Below are some records; return each one exactly.

==== Data for the task

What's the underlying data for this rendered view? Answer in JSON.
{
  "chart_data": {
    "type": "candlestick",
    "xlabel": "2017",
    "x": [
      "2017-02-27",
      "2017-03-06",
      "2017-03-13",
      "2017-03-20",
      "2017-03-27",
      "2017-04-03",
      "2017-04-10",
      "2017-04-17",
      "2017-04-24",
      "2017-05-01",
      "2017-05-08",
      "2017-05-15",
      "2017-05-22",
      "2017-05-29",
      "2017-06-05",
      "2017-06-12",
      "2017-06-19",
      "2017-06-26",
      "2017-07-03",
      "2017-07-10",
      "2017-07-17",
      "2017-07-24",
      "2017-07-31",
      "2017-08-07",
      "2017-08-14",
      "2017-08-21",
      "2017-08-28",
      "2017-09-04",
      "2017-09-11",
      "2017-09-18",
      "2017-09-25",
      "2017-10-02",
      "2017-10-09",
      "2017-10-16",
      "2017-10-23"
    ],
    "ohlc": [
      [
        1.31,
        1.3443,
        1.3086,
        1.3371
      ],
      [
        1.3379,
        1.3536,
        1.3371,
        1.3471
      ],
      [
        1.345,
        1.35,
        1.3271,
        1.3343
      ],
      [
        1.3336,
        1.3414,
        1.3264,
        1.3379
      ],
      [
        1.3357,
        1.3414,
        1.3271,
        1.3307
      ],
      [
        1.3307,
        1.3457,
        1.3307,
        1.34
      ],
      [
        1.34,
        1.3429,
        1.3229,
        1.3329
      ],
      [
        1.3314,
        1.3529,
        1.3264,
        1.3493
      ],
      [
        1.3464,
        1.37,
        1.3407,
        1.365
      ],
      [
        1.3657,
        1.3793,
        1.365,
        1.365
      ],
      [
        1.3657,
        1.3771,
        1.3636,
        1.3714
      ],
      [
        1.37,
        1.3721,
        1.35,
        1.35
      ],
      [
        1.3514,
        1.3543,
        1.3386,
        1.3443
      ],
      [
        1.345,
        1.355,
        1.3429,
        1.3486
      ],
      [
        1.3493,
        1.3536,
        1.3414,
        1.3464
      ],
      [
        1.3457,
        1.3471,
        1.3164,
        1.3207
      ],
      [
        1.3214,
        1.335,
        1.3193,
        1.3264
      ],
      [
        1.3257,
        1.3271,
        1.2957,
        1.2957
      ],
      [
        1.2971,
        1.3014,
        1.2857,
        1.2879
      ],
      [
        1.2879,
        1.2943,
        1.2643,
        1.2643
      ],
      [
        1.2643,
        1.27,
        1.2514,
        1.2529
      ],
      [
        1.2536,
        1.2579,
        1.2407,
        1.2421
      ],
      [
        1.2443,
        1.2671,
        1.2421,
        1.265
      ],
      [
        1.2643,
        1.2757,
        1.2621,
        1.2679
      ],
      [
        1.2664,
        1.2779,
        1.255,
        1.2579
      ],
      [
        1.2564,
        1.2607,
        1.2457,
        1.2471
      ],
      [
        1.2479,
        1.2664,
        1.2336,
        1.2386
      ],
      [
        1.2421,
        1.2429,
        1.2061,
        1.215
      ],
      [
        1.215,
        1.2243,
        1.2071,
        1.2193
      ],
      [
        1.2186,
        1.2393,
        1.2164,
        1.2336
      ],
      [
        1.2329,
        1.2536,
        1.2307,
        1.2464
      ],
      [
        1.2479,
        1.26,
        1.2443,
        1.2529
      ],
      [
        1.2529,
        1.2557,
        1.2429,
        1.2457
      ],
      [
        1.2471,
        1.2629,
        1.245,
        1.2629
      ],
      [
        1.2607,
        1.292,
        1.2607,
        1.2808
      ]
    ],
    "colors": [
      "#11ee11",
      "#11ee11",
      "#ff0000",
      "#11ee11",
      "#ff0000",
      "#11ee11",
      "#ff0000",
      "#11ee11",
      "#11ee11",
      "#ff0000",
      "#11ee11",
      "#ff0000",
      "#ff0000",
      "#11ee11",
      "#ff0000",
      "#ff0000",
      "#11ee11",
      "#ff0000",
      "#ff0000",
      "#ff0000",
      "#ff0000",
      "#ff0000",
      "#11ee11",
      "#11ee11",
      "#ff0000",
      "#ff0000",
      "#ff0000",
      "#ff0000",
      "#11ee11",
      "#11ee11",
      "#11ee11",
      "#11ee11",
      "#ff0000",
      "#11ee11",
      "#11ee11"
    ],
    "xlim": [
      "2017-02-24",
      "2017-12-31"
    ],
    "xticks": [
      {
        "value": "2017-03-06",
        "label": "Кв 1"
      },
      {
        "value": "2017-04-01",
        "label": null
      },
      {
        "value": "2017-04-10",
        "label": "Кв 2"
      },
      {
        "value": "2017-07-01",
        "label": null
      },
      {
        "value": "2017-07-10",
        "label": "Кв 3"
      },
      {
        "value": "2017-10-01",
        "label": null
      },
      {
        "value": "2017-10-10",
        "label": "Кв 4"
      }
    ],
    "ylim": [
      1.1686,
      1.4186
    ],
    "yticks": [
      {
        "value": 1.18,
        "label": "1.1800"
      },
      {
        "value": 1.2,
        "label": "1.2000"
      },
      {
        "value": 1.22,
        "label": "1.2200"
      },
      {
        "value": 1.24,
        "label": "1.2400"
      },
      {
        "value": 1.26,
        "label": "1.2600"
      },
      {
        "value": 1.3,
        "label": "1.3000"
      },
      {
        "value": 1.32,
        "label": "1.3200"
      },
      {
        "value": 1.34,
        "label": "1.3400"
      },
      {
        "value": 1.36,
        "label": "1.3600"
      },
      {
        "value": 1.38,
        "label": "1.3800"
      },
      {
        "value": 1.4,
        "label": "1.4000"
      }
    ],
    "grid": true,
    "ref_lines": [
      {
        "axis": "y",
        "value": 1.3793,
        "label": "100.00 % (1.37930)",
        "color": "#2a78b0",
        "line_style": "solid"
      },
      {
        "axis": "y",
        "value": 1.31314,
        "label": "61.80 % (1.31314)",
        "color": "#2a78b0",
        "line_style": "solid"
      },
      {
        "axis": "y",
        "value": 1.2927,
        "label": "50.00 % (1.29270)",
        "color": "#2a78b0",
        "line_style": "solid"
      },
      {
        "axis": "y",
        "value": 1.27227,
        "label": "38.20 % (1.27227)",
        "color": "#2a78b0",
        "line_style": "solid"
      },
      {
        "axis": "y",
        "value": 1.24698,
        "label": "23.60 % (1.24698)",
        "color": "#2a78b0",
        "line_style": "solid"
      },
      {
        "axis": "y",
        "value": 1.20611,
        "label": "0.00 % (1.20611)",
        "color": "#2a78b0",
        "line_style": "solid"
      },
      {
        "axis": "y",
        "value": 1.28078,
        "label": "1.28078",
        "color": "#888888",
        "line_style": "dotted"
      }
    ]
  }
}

========

Completed exercise
What's the underlying data for this rendered view? Answer in JSON.
{
  "chart_data": {
    "type": "candlestick",
    "xlabel": "2017",
    "x": [
      "2017-02-27",
      "2017-03-06",
      "2017-03-13",
      "2017-03-20",
      "2017-03-27",
      "2017-04-03",
      "2017-04-10",
      "2017-04-17",
      "2017-04-24",
      "2017-05-01",
      "2017-05-08",
      "2017-05-15",
      "2017-05-22",
      "2017-05-29",
      "2017-06-05",
      "2017-06-12",
      "2017-06-19",
      "2017-06-26",
      "2017-07-03",
      "2017-07-10",
      "2017-07-17",
      "2017-07-24",
      "2017-07-31",
      "2017-08-07",
      "2017-08-14",
      "2017-08-21",
      "2017-08-28",
      "2017-09-04",
      "2017-09-11",
      "2017-09-18",
      "2017-09-25",
      "2017-10-02",
      "2017-10-09",
      "2017-10-16",
      "2017-10-23"
    ],
    "ohlc": [
      [
        1.31,
        1.3443,
        1.3086,
        1.3371
      ],
      [
        1.3379,
        1.3536,
        1.3371,
        1.3471
      ],
      [
        1.345,
        1.35,
        1.3271,
        1.3343
      ],
      [
        1.3336,
        1.3414,
        1.3264,
        1.3379
      ],
      [
        1.3357,
        1.3414,
        1.3271,
        1.3307
      ],
      [
        1.3307,
        1.3457,
        1.3307,
        1.34
      ],
      [
        1.34,
        1.3429,
        1.3229,
        1.3329
      ],
      [
        1.3314,
        1.3529,
        1.3264,
        1.3493
      ],
      [
        1.3464,
        1.37,
        1.3407,
        1.365
      ],
      [
        1.3657,
        1.3793,
        1.365,
        1.365
      ],
      [
        1.3657,
        1.3771,
        1.3636,
        1.3714
      ],
      [
        1.37,
        1.3721,
        1.35,
        1.35
      ],
      [
        1.3514,
        1.3543,
        1.3386,
        1.3443
      ],
      [
        1.345,
        1.355,
        1.3429,
        1.3486
      ],
      [
        1.3493,
        1.3536,
        1.3414,
        1.3464
      ],
      [
        1.3457,
        1.3471,
        1.3164,
        1.3207
      ],
      [
        1.3214,
        1.335,
        1.3193,
        1.3264
      ],
      [
        1.3257,
        1.3271,
        1.2957,
        1.2957
      ],
      [
        1.2971,
        1.3014,
        1.2857,
        1.2879
      ],
      [
        1.2879,
        1.2943,
        1.2643,
        1.2643
      ],
      [
        1.2643,
        1.27,
        1.2514,
        1.2529
      ],
      [
        1.2536,
        1.2579,
        1.2407,
        1.2421
      ],
      [
        1.2443,
        1.2671,
        1.2421,
        1.265
      ],
      [
        1.2643,
        1.2757,
        1.2621,
        1.2679
      ],
      [
        1.2664,
        1.2779,
        1.255,
        1.2579
      ],
      [
        1.2564,
        1.2607,
        1.2457,
        1.2471
      ],
      [
        1.2479,
        1.2664,
        1.2336,
        1.2386
      ],
      [
        1.2421,
        1.2429,
        1.2061,
        1.215
      ],
      [
        1.215,
        1.2243,
        1.2071,
        1.2193
      ],
      [
        1.2186,
        1.2393,
        1.2164,
        1.2336
      ],
      [
        1.2329,
        1.2536,
        1.2307,
        1.2464
      ],
      [
        1.2479,
        1.26,
        1.2443,
        1.2529
      ],
      [
        1.2529,
        1.2557,
        1.2429,
        1.2457
      ],
      [
        1.2471,
        1.2629,
        1.245,
        1.2629
      ],
      [
        1.2607,
        1.292,
        1.2607,
        1.2808
      ]
    ],
    "colors": [
      "#11ee11",
      "#11ee11",
      "#ff0000",
      "#11ee11",
      "#ff0000",
      "#11ee11",
      "#ff0000",
      "#11ee11",
      "#11ee11",
      "#ff0000",
      "#11ee11",
      "#ff0000",
      "#ff0000",
      "#11ee11",
      "#ff0000",
      "#ff0000",
      "#11ee11",
      "#ff0000",
      "#ff0000",
      "#ff0000",
      "#ff0000",
      "#ff0000",
      "#11ee11",
      "#11ee11",
      "#ff0000",
      "#ff0000",
      "#ff0000",
      "#ff0000",
      "#11ee11",
      "#11ee11",
      "#11ee11",
      "#11ee11",
      "#ff0000",
      "#11ee11",
      "#11ee11"
    ],
    "xlim": [
      "2017-02-24",
      "2017-12-31"
    ],
    "xticks": [
      {
        "value": "2017-03-06",
        "label": "Кв 1"
      },
      {
        "value": "2017-04-01",
        "label": null
      },
      {
        "value": "2017-04-10",
        "label": "Кв 2"
      },
      {
        "value": "2017-07-01",
        "label": null
      },
      {
        "value": "2017-07-10",
        "label": "Кв 3"
      },
      {
        "value": "2017-10-01",
        "label": null
      },
      {
        "value": "2017-10-10",
        "label": "Кв 4"
      }
    ],
    "ylim": [
      1.1686,
      1.4186
    ],
    "yticks": [
      {
        "value": 1.18,
        "label": "1.1800"
      },
      {
        "value": 1.2,
        "label": "1.2000"
      },
      {
        "value": 1.22,
        "label": "1.2200"
      },
      {
        "value": 1.24,
        "label": "1.2400"
      },
      {
        "value": 1.26,
        "label": "1.2600"
      },
      {
        "value": 1.3,
        "label": "1.3000"
      },
      {
        "value": 1.32,
        "label": "1.3200"
      },
      {
        "value": 1.34,
        "label": "1.3400"
      },
      {
        "value": 1.36,
        "label": "1.3600"
      },
      {
        "value": 1.38,
        "label": "1.3800"
      },
      {
        "value": 1.4,
        "label": "1.4000"
      }
    ],
    "grid": true,
    "ref_lines": [
      {
        "axis": "y",
        "value": 1.3793,
        "label": "100.00 % (1.37930)",
        "color": "#2a78b0",
        "line_style": "solid"
      },
      {
        "axis": "y",
        "value": 1.31314,
        "label": "61.80 % (1.31314)",
        "color": "#2a78b0",
        "line_style": "solid"
      },
      {
        "axis": "y",
        "value": 1.2927,
        "label": "50.00 % (1.29270)",
        "color": "#2a78b0",
        "line_style": "solid"
      },
      {
        "axis": "y",
        "value": 1.27227,
        "label": "38.20 % (1.27227)",
        "color": "#2a78b0",
        "line_style": "solid"
      },
      {
        "axis": "y",
        "value": 1.24698,
        "label": "23.60 % (1.24698)",
        "color": "#2a78b0",
        "line_style": "solid"
      },
      {
        "axis": "y",
        "value": 1.20611,
        "label": "0.00 % (1.20611)",
        "color": "#2a78b0",
        "line_style": "solid"
      },
      {
        "axis": "y",
        "value": 1.28078,
        "label": "1.28078",
        "color": "#888888",
        "line_style": "dotted"
      }
    ]
  }
}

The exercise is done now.